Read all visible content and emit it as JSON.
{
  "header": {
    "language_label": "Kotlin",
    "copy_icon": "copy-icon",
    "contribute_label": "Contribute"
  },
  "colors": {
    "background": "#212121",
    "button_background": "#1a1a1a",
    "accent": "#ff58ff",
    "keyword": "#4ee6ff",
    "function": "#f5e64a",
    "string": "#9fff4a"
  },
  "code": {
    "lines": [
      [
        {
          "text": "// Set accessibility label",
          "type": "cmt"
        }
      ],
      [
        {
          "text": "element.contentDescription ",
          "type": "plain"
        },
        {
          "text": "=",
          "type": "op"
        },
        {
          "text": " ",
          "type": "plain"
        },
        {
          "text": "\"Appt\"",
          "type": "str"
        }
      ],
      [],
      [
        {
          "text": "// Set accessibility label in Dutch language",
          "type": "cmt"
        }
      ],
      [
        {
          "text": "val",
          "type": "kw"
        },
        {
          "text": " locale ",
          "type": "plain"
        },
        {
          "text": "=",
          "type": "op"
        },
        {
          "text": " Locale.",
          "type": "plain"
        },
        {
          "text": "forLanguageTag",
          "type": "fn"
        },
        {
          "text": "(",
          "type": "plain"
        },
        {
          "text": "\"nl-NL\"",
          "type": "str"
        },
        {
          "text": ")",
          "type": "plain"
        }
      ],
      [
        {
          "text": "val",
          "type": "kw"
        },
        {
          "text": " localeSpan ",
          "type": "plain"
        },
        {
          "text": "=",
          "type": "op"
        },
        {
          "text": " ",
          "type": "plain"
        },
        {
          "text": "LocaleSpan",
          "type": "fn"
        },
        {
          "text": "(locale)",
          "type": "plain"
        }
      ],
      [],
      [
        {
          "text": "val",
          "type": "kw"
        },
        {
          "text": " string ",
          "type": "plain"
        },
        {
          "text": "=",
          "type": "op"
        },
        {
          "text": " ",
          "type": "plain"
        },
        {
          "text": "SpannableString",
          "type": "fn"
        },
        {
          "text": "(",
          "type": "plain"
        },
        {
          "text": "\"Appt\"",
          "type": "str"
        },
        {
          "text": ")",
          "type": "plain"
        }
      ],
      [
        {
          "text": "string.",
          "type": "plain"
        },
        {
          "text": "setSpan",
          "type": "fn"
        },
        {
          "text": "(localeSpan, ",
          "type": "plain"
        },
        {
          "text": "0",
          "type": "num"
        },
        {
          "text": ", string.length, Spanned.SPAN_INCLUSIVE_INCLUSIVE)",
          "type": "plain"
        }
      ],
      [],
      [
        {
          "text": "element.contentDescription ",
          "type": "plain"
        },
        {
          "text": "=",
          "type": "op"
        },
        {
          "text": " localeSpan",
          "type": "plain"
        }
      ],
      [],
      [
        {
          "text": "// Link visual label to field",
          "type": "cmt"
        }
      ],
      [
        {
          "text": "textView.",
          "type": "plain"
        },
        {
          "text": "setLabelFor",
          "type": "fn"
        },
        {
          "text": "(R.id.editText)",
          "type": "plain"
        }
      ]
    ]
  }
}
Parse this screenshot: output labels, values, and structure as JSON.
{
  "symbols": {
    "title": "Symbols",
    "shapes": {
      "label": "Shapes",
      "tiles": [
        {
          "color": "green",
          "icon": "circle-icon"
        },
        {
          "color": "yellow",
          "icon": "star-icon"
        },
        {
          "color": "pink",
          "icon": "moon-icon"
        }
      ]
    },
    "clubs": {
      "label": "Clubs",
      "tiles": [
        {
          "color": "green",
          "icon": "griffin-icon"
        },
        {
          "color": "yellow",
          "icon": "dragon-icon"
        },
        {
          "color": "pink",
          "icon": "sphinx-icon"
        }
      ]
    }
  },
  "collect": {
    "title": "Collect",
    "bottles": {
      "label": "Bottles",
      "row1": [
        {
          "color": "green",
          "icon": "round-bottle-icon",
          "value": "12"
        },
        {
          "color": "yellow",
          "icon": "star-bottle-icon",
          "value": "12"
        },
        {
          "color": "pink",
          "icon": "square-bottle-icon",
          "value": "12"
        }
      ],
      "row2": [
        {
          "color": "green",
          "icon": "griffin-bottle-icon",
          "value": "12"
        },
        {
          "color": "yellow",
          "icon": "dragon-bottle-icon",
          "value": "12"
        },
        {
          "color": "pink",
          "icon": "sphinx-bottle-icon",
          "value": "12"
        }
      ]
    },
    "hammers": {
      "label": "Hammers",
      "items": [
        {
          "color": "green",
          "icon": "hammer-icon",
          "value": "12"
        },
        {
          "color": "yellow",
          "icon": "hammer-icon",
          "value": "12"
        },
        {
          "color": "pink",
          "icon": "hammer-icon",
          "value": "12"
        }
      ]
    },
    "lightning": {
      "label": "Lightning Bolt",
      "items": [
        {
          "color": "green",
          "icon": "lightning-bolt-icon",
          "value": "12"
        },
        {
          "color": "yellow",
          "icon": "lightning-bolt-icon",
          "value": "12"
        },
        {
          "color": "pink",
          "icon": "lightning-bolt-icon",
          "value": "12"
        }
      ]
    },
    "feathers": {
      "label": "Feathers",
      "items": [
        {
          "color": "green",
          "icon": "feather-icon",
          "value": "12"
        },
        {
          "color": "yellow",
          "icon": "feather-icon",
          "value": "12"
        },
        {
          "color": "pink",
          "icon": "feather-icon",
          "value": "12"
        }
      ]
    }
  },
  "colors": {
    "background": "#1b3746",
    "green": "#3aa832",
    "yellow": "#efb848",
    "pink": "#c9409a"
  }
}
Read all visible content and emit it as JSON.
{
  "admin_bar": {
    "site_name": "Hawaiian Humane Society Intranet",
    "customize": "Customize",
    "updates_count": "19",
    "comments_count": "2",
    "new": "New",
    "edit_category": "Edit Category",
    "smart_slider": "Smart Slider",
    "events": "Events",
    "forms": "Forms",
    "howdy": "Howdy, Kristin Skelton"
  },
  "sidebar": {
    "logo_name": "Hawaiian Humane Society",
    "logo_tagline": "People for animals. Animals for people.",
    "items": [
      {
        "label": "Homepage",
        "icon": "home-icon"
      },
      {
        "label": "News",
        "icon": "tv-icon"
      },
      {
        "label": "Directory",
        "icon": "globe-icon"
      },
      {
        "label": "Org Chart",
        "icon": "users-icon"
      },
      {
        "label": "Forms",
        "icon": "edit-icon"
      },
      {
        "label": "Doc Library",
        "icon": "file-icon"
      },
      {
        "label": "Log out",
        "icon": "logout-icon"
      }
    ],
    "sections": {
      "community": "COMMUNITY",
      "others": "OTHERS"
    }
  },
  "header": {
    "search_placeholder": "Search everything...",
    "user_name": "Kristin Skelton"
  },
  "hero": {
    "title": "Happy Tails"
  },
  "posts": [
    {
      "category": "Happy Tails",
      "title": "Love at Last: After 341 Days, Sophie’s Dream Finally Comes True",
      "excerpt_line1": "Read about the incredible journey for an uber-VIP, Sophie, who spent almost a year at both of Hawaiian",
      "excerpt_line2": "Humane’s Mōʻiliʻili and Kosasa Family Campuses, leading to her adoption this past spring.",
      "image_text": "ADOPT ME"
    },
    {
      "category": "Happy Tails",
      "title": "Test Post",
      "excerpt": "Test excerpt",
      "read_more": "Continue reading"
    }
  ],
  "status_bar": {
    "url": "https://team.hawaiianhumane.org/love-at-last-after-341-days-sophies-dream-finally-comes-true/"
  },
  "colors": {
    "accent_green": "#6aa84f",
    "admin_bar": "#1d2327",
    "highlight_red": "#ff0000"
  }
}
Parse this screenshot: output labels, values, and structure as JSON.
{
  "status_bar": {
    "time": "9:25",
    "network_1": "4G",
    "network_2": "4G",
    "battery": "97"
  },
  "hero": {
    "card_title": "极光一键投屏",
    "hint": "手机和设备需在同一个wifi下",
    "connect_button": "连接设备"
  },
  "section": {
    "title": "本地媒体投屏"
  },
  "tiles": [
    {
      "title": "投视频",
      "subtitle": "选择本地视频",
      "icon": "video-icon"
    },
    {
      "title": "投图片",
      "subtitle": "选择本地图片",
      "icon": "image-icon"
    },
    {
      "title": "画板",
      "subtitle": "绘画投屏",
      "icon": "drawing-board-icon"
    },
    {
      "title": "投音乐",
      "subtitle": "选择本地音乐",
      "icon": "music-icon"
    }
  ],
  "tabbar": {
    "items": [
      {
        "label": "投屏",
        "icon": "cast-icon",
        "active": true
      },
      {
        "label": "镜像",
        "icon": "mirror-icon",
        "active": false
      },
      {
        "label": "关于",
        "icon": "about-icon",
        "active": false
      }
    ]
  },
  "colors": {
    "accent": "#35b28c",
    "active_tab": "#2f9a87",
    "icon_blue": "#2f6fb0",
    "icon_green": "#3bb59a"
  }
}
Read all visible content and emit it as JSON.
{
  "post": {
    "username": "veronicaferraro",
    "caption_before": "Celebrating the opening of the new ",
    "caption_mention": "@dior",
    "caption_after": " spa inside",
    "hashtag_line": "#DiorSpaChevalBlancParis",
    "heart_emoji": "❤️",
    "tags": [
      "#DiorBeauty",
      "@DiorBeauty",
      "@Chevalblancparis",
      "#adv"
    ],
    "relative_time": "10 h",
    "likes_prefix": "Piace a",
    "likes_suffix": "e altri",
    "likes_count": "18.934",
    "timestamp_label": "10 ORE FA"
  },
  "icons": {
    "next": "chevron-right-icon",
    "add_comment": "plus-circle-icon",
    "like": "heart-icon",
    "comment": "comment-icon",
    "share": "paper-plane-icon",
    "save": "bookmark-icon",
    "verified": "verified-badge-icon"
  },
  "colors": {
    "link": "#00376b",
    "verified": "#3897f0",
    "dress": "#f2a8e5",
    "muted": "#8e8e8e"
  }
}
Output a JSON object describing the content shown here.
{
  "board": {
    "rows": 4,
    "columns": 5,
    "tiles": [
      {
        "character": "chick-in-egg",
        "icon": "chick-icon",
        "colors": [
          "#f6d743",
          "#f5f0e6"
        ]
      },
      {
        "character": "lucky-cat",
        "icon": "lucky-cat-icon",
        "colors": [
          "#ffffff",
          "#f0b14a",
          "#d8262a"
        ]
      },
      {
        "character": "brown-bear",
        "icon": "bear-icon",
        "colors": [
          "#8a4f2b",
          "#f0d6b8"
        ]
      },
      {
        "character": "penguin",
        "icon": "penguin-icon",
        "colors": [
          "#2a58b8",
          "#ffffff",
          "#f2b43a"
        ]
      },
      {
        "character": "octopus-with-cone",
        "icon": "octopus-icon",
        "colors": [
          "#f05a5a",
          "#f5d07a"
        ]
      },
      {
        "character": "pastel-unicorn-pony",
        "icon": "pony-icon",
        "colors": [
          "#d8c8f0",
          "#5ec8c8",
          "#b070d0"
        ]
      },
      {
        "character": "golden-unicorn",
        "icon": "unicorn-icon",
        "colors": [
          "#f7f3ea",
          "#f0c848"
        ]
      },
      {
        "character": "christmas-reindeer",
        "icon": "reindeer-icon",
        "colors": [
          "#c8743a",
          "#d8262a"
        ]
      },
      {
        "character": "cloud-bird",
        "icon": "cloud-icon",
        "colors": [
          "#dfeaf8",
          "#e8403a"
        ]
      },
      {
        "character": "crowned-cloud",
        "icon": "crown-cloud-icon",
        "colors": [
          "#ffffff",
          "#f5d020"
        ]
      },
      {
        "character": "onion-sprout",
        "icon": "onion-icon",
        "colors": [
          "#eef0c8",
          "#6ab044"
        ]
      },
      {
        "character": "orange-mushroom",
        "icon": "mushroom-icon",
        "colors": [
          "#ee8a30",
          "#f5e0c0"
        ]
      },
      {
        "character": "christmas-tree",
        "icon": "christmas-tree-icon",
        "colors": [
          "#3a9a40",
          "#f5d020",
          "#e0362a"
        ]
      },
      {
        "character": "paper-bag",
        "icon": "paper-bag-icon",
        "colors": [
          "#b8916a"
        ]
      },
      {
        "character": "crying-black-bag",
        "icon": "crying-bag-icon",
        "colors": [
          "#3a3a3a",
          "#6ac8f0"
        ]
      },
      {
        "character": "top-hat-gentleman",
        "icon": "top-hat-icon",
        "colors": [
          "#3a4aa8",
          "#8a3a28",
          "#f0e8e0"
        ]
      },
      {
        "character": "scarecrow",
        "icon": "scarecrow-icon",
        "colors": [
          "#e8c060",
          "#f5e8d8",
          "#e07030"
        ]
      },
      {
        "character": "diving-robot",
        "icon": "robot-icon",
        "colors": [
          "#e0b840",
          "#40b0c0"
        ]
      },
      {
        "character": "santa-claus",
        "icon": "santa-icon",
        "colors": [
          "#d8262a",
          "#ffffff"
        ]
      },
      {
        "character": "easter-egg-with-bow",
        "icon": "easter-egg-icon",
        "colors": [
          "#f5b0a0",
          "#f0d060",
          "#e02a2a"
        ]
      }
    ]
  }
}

• **Work required**:
Copy each line of the listing in which the word "scarecrow" can be found.

• **Solution**:
        "character": "scarecrow",
        "icon": "scarecrow-icon",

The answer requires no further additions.